* **YOUR TASK**: Word for word, quote all of the material, omitting the pictures.

BEGIN RAW RECORDS

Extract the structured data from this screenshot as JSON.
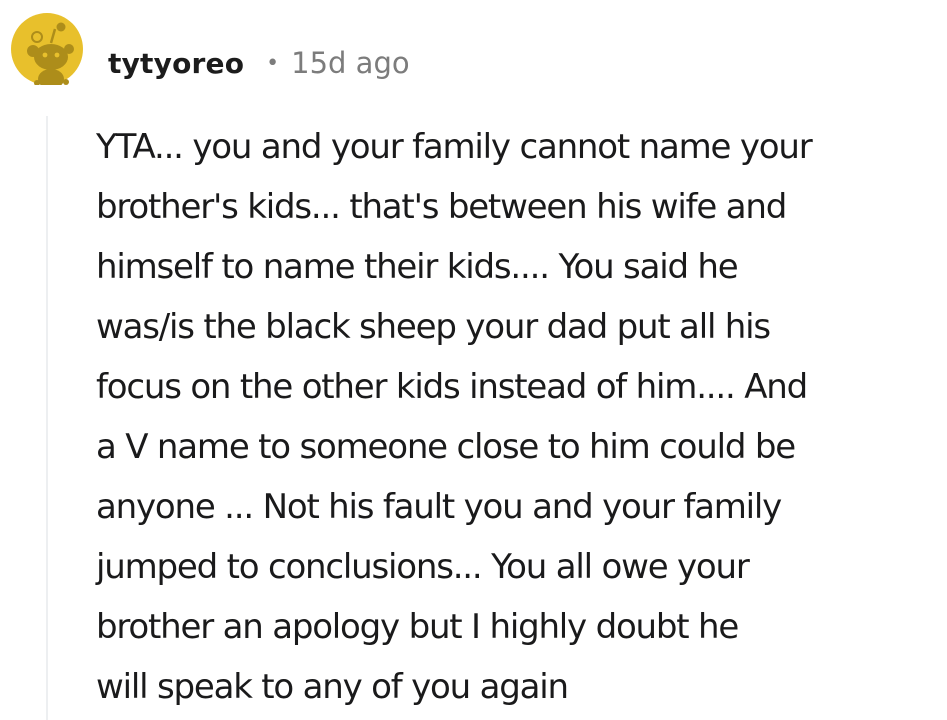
{
  "comment": {
    "author": "tytyoreo",
    "separator": "•",
    "timestamp": "15d ago",
    "avatar_icon": "snoo-avatar-icon",
    "avatar_color": "#e8c02c",
    "body_lines": [
      "YTA... you and your family cannot name your",
      "brother's kids... that's between his wife and",
      "himself to name their kids.... You said he",
      "was/is the black sheep your dad put all his",
      "focus on the other kids instead of him.... And",
      "a V name to someone close to him could be",
      "anyone ... Not his fault you and your family",
      "jumped to conclusions... You all owe your",
      "brother an apology but I highly doubt he",
      "will speak to any of you again"
    ]
  }
}
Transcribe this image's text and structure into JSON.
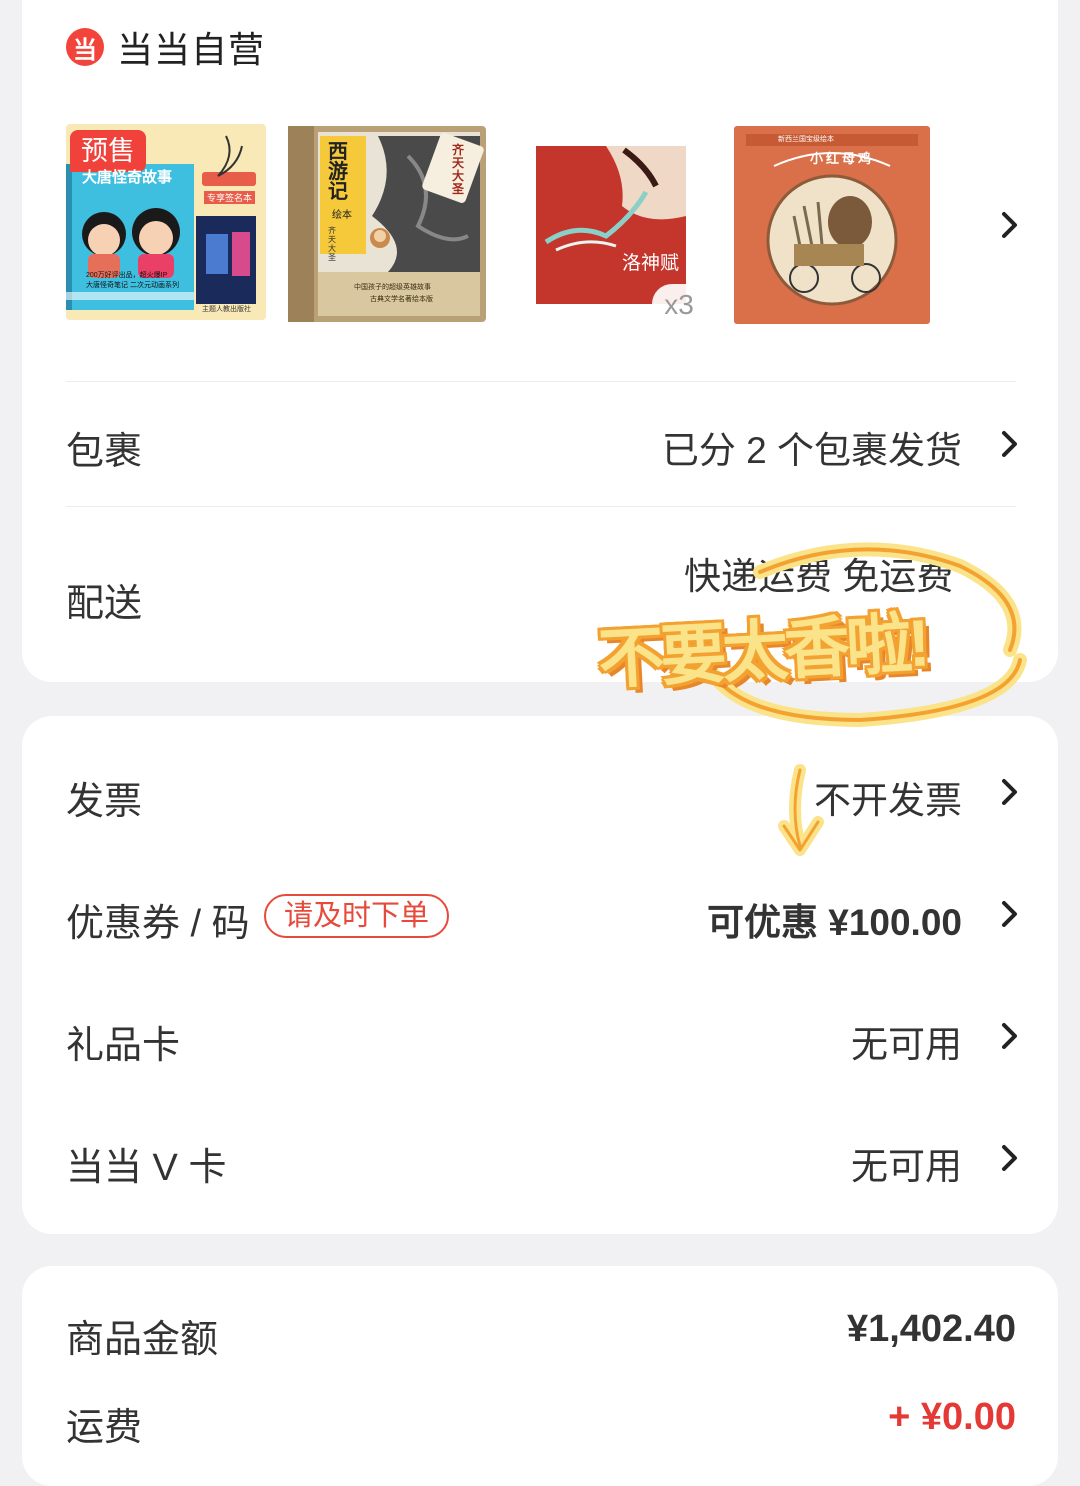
{
  "shop": {
    "logo_glyph": "当",
    "name": "当当自营",
    "brand_color": "#f2443a"
  },
  "products": {
    "items": [
      {
        "badge": "预售",
        "title": "大唐怪奇故事",
        "sign_tag": "专享签名本",
        "line1": "200万好评出品，超火爆IP",
        "line2": "大唐怪奇笔记 二次元动画系列",
        "publisher": "主题人教出版社"
      },
      {
        "title_main": "西游记",
        "subtitle": "绘本",
        "stamp": "齐天大圣",
        "banner": "中国孩子的超级英雄故事",
        "series": "古典文学名著绘本版",
        "badge": "齐天大圣"
      },
      {
        "title": "洛神赋",
        "quantity": "x3"
      },
      {
        "title": "小红母鸡",
        "series": "新西兰国宝级绘本"
      }
    ]
  },
  "rows": {
    "package": {
      "label": "包裹",
      "value": "已分 2 个包裹发货"
    },
    "delivery": {
      "label": "配送",
      "value": "快递运费 免运费"
    },
    "invoice": {
      "label": "发票",
      "value": "不开发票"
    },
    "coupon": {
      "label": "优惠券 / 码",
      "tag": "请及时下单",
      "value": "可优惠 ¥100.00"
    },
    "gift_card": {
      "label": "礼品卡",
      "value": "无可用"
    },
    "vcard": {
      "label": "当当 V 卡",
      "value": "无可用"
    }
  },
  "sticker": {
    "text": "不要太香啦!"
  },
  "summary": {
    "goods_amount": {
      "label": "商品金额",
      "value": "¥1,402.40"
    },
    "shipping": {
      "label": "运费",
      "value": "+ ¥0.00"
    }
  },
  "colors": {
    "accent_red": "#e53935",
    "sticker_yellow": "#fbe38a",
    "sticker_orange": "#f3a232"
  }
}
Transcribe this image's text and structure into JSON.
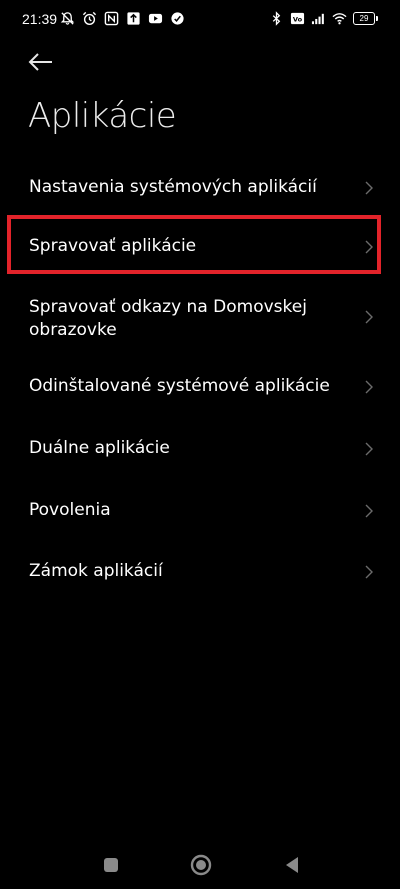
{
  "status_bar": {
    "time": "21:39",
    "battery_level": "29",
    "left_icons": [
      "bell-off-icon",
      "alarm-icon",
      "nfc-icon",
      "upload-icon",
      "youtube-icon",
      "app-notification-icon"
    ],
    "right_icons": [
      "bluetooth-icon",
      "volte-icon",
      "signal-icon",
      "wifi-icon",
      "battery-icon"
    ]
  },
  "header": {
    "back_icon": "arrow-left-icon",
    "title": "Aplikácie"
  },
  "menu": {
    "items": [
      {
        "label": "Nastavenia systémových aplikácií"
      },
      {
        "label": "Spravovať aplikácie"
      },
      {
        "label": "Spravovať odkazy na Domovskej obrazovke"
      },
      {
        "label": "Odinštalované systémové aplikácie"
      },
      {
        "label": "Duálne aplikácie"
      },
      {
        "label": "Povolenia"
      },
      {
        "label": "Zámok aplikácií"
      }
    ],
    "highlighted_index": 1
  },
  "colors": {
    "background": "#000000",
    "text": "#ffffff",
    "chevron": "#6b6b6b",
    "highlight": "#e2232a",
    "nav_icon": "#8a8a8a"
  },
  "nav_bar": {
    "icons": [
      "recents-square-icon",
      "home-circle-icon",
      "back-triangle-icon"
    ]
  }
}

END RAW RECORDS

* **PROBLEM SOLUTION**:
Extract the structured data from this screenshot as JSON.
{
  "comment": {
    "author": "tytyoreo",
    "separator": "•",
    "timestamp": "15d ago",
    "avatar_icon": "snoo-avatar-icon",
    "avatar_color": "#e8c02c",
    "body_lines": [
      "YTA... you and your family cannot name your",
      "brother's kids... that's between his wife and",
      "himself to name their kids.... You said he",
      "was/is the black sheep your dad put all his",
      "focus on the other kids instead of him.... And",
      "a V name to someone close to him could be",
      "anyone ... Not his fault you and your family",
      "jumped to conclusions... You all owe your",
      "brother an apology but I highly doubt he",
      "will speak to any of you again"
    ]
  }
}
Transcribe this image's text and structure into JSON.
{
  "shop": {
    "logo_glyph": "当",
    "name": "当当自营",
    "brand_color": "#f2443a"
  },
  "products": {
    "items": [
      {
        "badge": "预售",
        "title": "大唐怪奇故事",
        "sign_tag": "专享签名本",
        "line1": "200万好评出品，超火爆IP",
        "line2": "大唐怪奇笔记 二次元动画系列",
        "publisher": "主题人教出版社"
      },
      {
        "title_main": "西游记",
        "subtitle": "绘本",
        "stamp": "齐天大圣",
        "banner": "中国孩子的超级英雄故事",
        "series": "古典文学名著绘本版",
        "badge": "齐天大圣"
      },
      {
        "title": "洛神赋",
        "quantity": "x3"
      },
      {
        "title": "小红母鸡",
        "series": "新西兰国宝级绘本"
      }
    ]
  },
  "rows": {
    "package": {
      "label": "包裹",
      "value": "已分 2 个包裹发货"
    },
    "delivery": {
      "label": "配送",
      "value": "快递运费 免运费"
    },
    "invoice": {
      "label": "发票",
      "value": "不开发票"
    },
    "coupon": {
      "label": "优惠券 / 码",
      "tag": "请及时下单",
      "value": "可优惠 ¥100.00"
    },
    "gift_card": {
      "label": "礼品卡",
      "value": "无可用"
    },
    "vcard": {
      "label": "当当 V 卡",
      "value": "无可用"
    }
  },
  "sticker": {
    "text": "不要太香啦!"
  },
  "summary": {
    "goods_amount": {
      "label": "商品金额",
      "value": "¥1,402.40"
    },
    "shipping": {
      "label": "运费",
      "value": "+ ¥0.00"
    }
  },
  "colors": {
    "accent_red": "#e53935",
    "sticker_yellow": "#fbe38a",
    "sticker_orange": "#f3a232"
  }
}
Transcribe this image's text and structure into JSON.
{
  "status_bar": {
    "time": "21:39",
    "battery_level": "29",
    "left_icons": [
      "bell-off-icon",
      "alarm-icon",
      "nfc-icon",
      "upload-icon",
      "youtube-icon",
      "app-notification-icon"
    ],
    "right_icons": [
      "bluetooth-icon",
      "volte-icon",
      "signal-icon",
      "wifi-icon",
      "battery-icon"
    ]
  },
  "header": {
    "back_icon": "arrow-left-icon",
    "title": "Aplikácie"
  },
  "menu": {
    "items": [
      {
        "label": "Nastavenia systémových aplikácií"
      },
      {
        "label": "Spravovať aplikácie"
      },
      {
        "label": "Spravovať odkazy na Domovskej obrazovke"
      },
      {
        "label": "Odinštalované systémové aplikácie"
      },
      {
        "label": "Duálne aplikácie"
      },
      {
        "label": "Povolenia"
      },
      {
        "label": "Zámok aplikácií"
      }
    ],
    "highlighted_index": 1
  },
  "colors": {
    "background": "#000000",
    "text": "#ffffff",
    "chevron": "#6b6b6b",
    "highlight": "#e2232a",
    "nav_icon": "#8a8a8a"
  },
  "nav_bar": {
    "icons": [
      "recents-square-icon",
      "home-circle-icon",
      "back-triangle-icon"
    ]
  }
}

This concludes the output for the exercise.